• Data excerpts
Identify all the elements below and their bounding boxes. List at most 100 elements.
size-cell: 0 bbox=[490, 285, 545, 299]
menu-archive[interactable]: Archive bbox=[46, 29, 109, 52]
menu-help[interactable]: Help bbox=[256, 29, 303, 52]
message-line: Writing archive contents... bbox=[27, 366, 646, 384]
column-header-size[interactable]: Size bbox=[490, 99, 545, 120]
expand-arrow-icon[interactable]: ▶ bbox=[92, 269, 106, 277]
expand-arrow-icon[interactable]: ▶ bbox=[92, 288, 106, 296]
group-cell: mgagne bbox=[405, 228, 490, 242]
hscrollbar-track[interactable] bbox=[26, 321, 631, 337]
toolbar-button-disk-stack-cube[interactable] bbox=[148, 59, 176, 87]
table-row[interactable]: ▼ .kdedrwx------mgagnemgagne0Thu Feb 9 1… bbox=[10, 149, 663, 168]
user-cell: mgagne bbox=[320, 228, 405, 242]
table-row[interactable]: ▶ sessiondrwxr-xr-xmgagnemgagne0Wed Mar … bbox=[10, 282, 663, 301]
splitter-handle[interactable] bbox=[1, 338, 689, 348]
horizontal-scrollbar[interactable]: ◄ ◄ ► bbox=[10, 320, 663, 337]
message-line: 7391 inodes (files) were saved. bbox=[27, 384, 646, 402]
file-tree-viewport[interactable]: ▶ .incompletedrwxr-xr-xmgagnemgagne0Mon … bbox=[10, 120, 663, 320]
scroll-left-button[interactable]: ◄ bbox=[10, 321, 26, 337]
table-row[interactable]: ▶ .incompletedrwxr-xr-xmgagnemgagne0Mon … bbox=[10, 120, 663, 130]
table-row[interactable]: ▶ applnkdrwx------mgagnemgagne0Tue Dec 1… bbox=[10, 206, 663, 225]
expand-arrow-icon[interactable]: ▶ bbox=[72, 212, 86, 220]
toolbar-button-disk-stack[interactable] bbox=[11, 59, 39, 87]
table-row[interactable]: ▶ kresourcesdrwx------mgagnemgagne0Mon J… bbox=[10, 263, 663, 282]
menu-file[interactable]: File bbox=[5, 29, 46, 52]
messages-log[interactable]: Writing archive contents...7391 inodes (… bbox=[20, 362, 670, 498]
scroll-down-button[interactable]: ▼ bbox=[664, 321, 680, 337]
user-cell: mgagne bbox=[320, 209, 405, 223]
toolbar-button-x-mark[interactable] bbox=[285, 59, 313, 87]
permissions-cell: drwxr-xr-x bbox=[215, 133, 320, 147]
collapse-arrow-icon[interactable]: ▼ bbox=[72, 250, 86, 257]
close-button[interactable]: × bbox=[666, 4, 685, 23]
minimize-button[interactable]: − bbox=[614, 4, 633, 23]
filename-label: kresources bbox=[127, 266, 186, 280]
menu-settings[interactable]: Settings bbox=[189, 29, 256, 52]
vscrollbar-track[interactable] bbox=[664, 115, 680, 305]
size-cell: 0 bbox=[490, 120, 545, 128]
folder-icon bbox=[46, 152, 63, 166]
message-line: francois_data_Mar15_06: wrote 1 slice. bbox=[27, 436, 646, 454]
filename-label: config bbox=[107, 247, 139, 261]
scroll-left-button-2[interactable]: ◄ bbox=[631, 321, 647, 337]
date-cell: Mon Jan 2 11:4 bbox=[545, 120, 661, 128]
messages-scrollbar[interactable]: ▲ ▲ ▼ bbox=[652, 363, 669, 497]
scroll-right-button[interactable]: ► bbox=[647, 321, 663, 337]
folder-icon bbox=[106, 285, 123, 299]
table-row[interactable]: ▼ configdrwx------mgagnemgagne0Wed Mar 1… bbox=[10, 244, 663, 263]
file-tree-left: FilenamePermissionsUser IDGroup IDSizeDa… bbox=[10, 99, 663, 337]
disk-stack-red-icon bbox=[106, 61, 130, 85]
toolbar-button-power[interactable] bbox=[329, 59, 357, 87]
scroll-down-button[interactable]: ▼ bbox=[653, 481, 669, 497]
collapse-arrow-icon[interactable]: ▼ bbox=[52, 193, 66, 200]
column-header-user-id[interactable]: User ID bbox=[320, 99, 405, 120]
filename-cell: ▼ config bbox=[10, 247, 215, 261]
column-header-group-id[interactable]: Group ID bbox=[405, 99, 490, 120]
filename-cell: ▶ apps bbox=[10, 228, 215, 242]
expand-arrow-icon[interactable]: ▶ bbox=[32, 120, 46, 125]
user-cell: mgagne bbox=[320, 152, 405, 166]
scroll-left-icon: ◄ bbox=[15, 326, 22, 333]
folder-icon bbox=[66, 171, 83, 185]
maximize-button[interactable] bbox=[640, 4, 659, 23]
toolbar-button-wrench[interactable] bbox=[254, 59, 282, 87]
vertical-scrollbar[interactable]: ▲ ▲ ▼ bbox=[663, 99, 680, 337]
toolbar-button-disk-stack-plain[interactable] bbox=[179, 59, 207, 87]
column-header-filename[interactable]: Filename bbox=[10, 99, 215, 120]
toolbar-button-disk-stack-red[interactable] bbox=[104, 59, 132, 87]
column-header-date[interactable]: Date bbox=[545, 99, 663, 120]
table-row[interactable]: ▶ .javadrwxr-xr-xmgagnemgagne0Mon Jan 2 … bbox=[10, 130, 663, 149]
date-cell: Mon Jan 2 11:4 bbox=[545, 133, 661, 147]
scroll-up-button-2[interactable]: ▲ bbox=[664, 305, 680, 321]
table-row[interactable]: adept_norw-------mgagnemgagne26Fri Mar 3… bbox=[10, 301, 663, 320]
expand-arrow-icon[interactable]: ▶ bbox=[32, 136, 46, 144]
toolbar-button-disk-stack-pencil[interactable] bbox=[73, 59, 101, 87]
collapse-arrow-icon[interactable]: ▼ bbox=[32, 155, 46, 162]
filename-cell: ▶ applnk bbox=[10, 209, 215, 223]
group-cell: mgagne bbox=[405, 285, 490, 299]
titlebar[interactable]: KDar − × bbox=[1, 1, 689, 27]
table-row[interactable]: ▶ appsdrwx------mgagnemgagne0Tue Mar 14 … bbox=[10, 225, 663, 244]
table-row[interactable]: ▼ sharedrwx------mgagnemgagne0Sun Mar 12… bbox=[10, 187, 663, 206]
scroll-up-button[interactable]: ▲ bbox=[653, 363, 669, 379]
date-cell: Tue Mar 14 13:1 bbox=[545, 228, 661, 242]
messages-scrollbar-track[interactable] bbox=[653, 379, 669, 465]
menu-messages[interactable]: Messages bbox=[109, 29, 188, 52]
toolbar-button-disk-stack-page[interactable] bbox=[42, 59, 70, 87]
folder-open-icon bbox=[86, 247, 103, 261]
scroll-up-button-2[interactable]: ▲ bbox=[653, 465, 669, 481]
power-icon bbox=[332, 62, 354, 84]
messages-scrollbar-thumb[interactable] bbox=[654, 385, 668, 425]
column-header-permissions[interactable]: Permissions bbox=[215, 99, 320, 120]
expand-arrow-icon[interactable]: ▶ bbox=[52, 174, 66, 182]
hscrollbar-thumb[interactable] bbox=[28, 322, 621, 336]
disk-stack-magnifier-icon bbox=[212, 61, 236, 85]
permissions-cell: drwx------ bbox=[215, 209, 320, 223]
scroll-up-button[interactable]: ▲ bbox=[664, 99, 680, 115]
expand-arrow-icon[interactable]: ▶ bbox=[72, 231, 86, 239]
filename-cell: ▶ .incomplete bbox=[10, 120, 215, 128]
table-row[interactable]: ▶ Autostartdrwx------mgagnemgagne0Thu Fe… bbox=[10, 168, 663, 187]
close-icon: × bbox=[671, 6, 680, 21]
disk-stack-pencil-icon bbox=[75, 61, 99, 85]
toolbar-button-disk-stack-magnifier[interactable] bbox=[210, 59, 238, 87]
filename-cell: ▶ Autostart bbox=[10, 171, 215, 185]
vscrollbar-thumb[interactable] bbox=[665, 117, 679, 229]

• Goal of the exercise
Print the items above verbatim, starting at the first line of the items and ending at the line that contains "table-row[interactable]: ▶ applnkdrwx------mgagnemgagne0Tue", with both of those lines included.

• Task output
Identify all the elements below and their bounding boxes. List at most 100 elements.
size-cell: 0 bbox=[490, 285, 545, 299]
menu-archive[interactable]: Archive bbox=[46, 29, 109, 52]
menu-help[interactable]: Help bbox=[256, 29, 303, 52]
message-line: Writing archive contents... bbox=[27, 366, 646, 384]
column-header-size[interactable]: Size bbox=[490, 99, 545, 120]
expand-arrow-icon[interactable]: ▶ bbox=[92, 269, 106, 277]
expand-arrow-icon[interactable]: ▶ bbox=[92, 288, 106, 296]
group-cell: mgagne bbox=[405, 228, 490, 242]
hscrollbar-track[interactable] bbox=[26, 321, 631, 337]
toolbar-button-disk-stack-cube[interactable] bbox=[148, 59, 176, 87]
table-row[interactable]: ▼ .kdedrwx------mgagnemgagne0Thu Feb 9 1… bbox=[10, 149, 663, 168]
user-cell: mgagne bbox=[320, 228, 405, 242]
table-row[interactable]: ▶ sessiondrwxr-xr-xmgagnemgagne0Wed Mar … bbox=[10, 282, 663, 301]
splitter-handle[interactable] bbox=[1, 338, 689, 348]
horizontal-scrollbar[interactable]: ◄ ◄ ► bbox=[10, 320, 663, 337]
message-line: 7391 inodes (files) were saved. bbox=[27, 384, 646, 402]
file-tree-viewport[interactable]: ▶ .incompletedrwxr-xr-xmgagnemgagne0Mon … bbox=[10, 120, 663, 320]
scroll-left-button[interactable]: ◄ bbox=[10, 321, 26, 337]
table-row[interactable]: ▶ .incompletedrwxr-xr-xmgagnemgagne0Mon … bbox=[10, 120, 663, 130]
table-row[interactable]: ▶ applnkdrwx------mgagnemgagne0Tue Dec 1… bbox=[10, 206, 663, 225]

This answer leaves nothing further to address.